··· SUPPLIED RECORDS ···
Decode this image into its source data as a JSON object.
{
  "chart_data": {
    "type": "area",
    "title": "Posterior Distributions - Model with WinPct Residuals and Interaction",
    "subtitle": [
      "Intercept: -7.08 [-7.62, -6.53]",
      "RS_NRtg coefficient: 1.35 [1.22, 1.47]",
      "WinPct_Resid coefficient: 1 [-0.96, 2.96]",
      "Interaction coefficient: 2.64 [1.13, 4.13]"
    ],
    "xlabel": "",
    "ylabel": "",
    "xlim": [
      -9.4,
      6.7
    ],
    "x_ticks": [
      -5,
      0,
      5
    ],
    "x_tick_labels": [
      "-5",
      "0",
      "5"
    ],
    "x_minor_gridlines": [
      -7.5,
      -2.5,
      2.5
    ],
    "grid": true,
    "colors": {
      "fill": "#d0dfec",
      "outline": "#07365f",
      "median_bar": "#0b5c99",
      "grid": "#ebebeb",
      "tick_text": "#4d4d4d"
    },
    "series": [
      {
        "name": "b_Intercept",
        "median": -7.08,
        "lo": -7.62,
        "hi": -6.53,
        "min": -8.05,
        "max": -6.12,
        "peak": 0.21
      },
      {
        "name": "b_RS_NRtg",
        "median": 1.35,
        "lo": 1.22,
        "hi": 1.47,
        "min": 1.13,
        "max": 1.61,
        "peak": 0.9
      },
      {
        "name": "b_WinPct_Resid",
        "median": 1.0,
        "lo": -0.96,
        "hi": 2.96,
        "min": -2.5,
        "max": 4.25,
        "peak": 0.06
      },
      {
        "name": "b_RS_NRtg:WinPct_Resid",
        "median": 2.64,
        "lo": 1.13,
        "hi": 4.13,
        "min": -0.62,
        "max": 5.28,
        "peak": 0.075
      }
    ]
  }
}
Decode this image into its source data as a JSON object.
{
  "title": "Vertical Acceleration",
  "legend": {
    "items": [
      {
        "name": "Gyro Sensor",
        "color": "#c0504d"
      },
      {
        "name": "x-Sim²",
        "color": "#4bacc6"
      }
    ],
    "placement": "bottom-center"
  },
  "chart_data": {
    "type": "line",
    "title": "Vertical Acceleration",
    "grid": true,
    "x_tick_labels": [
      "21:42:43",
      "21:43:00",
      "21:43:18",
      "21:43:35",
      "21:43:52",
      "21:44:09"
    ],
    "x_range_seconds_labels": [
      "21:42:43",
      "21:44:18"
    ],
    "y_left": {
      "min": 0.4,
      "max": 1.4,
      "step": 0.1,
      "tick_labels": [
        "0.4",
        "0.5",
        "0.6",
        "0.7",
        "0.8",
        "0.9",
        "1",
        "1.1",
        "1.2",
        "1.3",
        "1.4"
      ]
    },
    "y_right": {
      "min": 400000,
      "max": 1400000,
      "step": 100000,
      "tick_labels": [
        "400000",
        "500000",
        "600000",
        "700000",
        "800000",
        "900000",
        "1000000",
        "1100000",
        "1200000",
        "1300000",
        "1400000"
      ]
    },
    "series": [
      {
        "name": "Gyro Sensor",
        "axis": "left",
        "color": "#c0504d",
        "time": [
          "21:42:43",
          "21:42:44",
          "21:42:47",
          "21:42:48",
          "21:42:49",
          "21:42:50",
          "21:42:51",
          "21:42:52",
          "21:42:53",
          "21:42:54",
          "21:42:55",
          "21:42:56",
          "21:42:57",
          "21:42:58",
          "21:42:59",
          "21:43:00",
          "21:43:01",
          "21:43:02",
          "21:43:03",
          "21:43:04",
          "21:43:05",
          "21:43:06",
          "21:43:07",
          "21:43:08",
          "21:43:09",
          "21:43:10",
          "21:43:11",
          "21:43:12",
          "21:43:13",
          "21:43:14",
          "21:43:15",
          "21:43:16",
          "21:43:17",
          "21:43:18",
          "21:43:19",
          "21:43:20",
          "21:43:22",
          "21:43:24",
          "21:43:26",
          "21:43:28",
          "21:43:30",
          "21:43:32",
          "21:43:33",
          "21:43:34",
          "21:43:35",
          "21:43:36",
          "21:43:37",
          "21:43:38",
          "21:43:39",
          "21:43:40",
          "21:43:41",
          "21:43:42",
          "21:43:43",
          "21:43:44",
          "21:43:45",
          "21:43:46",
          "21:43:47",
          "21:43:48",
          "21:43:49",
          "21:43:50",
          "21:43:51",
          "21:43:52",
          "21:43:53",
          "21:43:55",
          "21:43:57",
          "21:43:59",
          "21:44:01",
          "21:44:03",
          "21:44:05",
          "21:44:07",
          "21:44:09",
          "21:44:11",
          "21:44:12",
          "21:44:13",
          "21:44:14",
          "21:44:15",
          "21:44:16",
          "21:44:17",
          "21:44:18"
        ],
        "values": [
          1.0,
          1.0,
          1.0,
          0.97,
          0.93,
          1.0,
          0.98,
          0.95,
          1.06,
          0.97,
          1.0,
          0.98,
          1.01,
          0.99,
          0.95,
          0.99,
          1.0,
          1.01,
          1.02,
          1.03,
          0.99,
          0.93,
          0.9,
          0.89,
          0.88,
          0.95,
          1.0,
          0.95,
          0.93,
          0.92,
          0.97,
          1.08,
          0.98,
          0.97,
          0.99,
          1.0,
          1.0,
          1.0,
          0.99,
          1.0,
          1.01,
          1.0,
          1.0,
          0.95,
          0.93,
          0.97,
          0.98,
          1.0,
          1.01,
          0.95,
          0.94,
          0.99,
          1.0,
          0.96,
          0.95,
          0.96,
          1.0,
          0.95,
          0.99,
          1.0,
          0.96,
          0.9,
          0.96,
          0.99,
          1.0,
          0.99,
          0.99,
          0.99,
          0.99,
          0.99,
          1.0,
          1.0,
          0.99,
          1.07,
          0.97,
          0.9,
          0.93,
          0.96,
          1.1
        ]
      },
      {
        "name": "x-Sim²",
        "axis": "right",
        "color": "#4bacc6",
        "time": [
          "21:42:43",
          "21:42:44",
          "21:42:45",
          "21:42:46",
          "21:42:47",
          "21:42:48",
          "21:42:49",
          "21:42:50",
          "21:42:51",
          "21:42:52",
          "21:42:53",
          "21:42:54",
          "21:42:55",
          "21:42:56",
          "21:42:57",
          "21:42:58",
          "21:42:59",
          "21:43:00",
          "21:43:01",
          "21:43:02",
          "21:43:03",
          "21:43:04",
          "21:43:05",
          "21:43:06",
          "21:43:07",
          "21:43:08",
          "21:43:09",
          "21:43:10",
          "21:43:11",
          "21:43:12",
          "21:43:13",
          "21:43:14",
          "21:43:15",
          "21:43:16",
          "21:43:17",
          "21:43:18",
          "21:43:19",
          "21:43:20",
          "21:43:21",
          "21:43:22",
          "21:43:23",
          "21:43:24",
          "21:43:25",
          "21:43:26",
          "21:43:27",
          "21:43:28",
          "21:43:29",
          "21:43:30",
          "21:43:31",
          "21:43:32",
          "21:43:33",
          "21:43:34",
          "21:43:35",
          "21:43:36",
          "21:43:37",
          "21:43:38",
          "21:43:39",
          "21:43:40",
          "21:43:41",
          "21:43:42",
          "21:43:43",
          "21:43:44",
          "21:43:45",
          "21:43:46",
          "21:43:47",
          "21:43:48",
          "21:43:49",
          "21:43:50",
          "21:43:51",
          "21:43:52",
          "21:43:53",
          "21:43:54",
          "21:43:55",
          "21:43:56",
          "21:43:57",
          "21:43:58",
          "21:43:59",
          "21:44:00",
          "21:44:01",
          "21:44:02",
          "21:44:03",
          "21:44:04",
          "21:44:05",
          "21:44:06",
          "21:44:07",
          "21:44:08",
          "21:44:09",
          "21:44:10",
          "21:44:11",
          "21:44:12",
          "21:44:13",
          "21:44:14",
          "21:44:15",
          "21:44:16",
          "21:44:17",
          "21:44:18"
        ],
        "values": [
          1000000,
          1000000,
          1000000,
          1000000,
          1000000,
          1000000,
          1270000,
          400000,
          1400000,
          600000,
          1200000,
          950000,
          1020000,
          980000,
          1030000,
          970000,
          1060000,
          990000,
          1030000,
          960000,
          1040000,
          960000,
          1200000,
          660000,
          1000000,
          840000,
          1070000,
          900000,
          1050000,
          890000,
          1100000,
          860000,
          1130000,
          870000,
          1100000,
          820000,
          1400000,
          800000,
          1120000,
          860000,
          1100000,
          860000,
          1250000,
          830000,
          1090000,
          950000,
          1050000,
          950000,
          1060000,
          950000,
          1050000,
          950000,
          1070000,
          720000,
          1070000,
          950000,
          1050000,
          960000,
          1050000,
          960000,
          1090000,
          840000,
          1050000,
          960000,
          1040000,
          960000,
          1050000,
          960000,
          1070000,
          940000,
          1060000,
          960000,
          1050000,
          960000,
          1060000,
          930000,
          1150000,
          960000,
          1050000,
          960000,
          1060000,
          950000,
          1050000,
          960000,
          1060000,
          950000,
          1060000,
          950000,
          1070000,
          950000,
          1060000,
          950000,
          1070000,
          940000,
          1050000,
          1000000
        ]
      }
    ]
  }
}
···
• [EXERCISE DESCRIPTION] Make a copy of each line that contains the string "Acceleration".

• [OUTPUT BELOW]
  "title": "Vertical Acceleration",
    "title": "Vertical Acceleration",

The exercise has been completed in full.